Excerpt:
* * *

The EU bubble is a once-in-a-generation bubble for many countries. I don’t think anyone will be able to profit from what they possibly learned over the last years. The last bubble in Netherlands was in the seventies, it crashed -40% within 1.5 years. The current bubble is about ten times bigger (by appreciation), if it really bursts I think the Dutch RE market is dead for at least 10-20 years. But there is a big chance that authorities will do everything they can to keep pricing up, and as a result make sure that all prudent people (those waiting on the sidelines for this game of madness) are heavily punished.
Yeah.. there are no doubt a few major and minor differences.. but there are lots of similarities as well.
Just yesterday an article was posted about some big european bank president or CEO.. it was British.. suggesting they cut prime lending rates immediately to avoid a potentially disasterous 30% drop in RE prices…
My comment was that we tried it, and it’s not gonna help.
Well Japan tried ZIRP, and it didn’t help either. Hasn’t helped for 18 years too, I might add.
There’s a reason for it, and you may want to try and understand why that is.

* * *

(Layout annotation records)

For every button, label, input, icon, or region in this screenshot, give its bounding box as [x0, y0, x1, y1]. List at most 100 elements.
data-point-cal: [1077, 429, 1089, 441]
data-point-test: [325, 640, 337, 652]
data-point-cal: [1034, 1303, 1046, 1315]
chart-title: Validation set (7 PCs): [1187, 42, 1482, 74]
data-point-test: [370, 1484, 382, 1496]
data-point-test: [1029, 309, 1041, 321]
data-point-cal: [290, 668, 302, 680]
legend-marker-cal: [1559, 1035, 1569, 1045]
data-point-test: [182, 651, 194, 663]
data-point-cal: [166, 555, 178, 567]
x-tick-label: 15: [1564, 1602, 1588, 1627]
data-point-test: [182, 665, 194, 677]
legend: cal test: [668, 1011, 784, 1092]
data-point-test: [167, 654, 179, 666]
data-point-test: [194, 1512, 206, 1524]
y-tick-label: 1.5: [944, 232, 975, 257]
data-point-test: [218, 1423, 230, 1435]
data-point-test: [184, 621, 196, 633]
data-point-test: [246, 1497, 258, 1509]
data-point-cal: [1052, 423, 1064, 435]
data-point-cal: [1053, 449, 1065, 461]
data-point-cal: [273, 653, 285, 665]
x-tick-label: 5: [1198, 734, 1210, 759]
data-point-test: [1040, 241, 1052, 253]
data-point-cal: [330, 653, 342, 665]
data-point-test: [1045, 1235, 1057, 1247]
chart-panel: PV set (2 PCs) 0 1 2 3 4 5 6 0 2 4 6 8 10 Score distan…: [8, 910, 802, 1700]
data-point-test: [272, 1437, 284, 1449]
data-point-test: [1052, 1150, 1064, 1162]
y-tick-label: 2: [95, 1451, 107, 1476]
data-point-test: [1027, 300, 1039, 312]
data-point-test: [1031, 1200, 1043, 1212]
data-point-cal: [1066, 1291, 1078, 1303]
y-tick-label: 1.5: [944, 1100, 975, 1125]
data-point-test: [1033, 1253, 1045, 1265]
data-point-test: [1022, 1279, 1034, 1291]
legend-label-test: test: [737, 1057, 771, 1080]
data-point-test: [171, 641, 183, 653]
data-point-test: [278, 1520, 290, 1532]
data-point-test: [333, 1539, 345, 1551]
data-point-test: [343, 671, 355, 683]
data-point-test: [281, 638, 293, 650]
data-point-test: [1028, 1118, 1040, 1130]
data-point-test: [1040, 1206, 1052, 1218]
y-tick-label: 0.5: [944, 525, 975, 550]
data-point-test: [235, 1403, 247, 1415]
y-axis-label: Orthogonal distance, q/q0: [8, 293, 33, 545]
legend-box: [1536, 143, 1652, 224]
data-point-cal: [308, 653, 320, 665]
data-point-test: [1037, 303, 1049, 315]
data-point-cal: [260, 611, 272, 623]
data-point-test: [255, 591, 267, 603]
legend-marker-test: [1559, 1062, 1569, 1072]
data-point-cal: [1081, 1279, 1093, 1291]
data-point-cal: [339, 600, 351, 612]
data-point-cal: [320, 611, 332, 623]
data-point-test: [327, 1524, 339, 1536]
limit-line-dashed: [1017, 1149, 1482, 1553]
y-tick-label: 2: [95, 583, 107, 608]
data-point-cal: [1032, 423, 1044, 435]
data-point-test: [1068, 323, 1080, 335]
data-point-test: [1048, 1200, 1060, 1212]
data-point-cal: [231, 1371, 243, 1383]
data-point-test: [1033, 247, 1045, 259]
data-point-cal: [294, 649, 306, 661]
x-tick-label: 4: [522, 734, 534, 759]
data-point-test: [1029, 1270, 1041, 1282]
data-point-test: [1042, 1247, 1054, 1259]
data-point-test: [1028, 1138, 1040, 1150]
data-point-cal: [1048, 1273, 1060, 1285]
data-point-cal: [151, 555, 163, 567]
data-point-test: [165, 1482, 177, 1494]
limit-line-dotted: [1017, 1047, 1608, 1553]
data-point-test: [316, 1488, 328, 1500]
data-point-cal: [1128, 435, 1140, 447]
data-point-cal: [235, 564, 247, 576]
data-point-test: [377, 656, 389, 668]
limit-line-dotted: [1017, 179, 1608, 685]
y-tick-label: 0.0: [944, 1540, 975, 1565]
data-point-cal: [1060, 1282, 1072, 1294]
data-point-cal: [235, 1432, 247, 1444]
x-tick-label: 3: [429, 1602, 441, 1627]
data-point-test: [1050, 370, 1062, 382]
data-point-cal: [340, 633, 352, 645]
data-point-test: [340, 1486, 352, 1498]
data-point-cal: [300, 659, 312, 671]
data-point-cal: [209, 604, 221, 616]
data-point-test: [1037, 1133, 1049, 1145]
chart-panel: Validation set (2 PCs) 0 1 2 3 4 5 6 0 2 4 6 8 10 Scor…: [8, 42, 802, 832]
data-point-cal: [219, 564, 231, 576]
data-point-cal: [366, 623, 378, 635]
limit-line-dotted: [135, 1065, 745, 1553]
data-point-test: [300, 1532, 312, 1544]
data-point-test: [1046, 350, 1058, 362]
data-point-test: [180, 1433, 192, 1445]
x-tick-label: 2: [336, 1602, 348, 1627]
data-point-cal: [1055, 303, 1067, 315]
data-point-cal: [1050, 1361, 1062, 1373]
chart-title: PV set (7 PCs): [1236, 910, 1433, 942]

* * *

Given exercise 1: Repeat the housing bubble discussion word for word, between "Just yesterday an" and "not gonna help.", inclusive.
Given exercise 2:
Answer these questions about the housing bubble discussion:
(a) In what decade was the last bubble in the Netherlands?
(b) How far did that bubble crash, and over how long?
(c) For how many years has ZIRP not helped Japan?
Given exercise 3: Write the next part of the housing bubble discussion, picking up after its final sentence.

Answer 1:
Just yesterday an article was posted about some big european bank president or CEO.. it was British.. suggesting they cut prime lending rates immediately to avoid a potentially disasterous 30% drop in RE prices…
My comment was that we tried it, and it’s not gonna help.

Answer 2:
(a) The seventies.
(b) It fell 40% within 1.5 years.
(c) 18 years.

Answer 3:
Probably EU banksters have learned from the Bernanke experiment that ratecuts will not help the housing market, but more government mortgage guarantees and even higher homeowner subsidies (all paid/backed by the taxpayer) might do the trick. It seems that the UK is heading in that direction.
Of course these tricks will only postpone the reckoning, or maybe help home prices to stay afloat in nominal terms (but not in real terms, as values will be eroded by surging inflation). I think most EU politicians will choose to help homeowners even if it means severe damage to the general economy. China etc. can be blamed for economic problems (and just about anything else gone wrong in international affairs), but politicians will be blamed if the housing market craters.
…in what way do you think you will capitalize on this in the future?
Two words: Alternative Energy
I predict this will be the next big bubble as competing technologies come online to replace oil, coal and natural gas.
They will spur tons of speculation until several of them begin to be successful, then suddenly there will be TOO MUCH energy.
But what do I know. I can barely get my mind around the concept of shorting a stock.
Can ya just HEAR the tanks and missile carriers rumbling across Red Square? The tromp of goosestepping soldiers - the first Russian Mayday military parade since the collapse of the USSR was today.
*sniff* Ja, jest like der GUT old days…
I guess they didn’t learn the price that is paid for military arrogance. If they need their memory jarred they should look no further than the U.S. History is a broken record.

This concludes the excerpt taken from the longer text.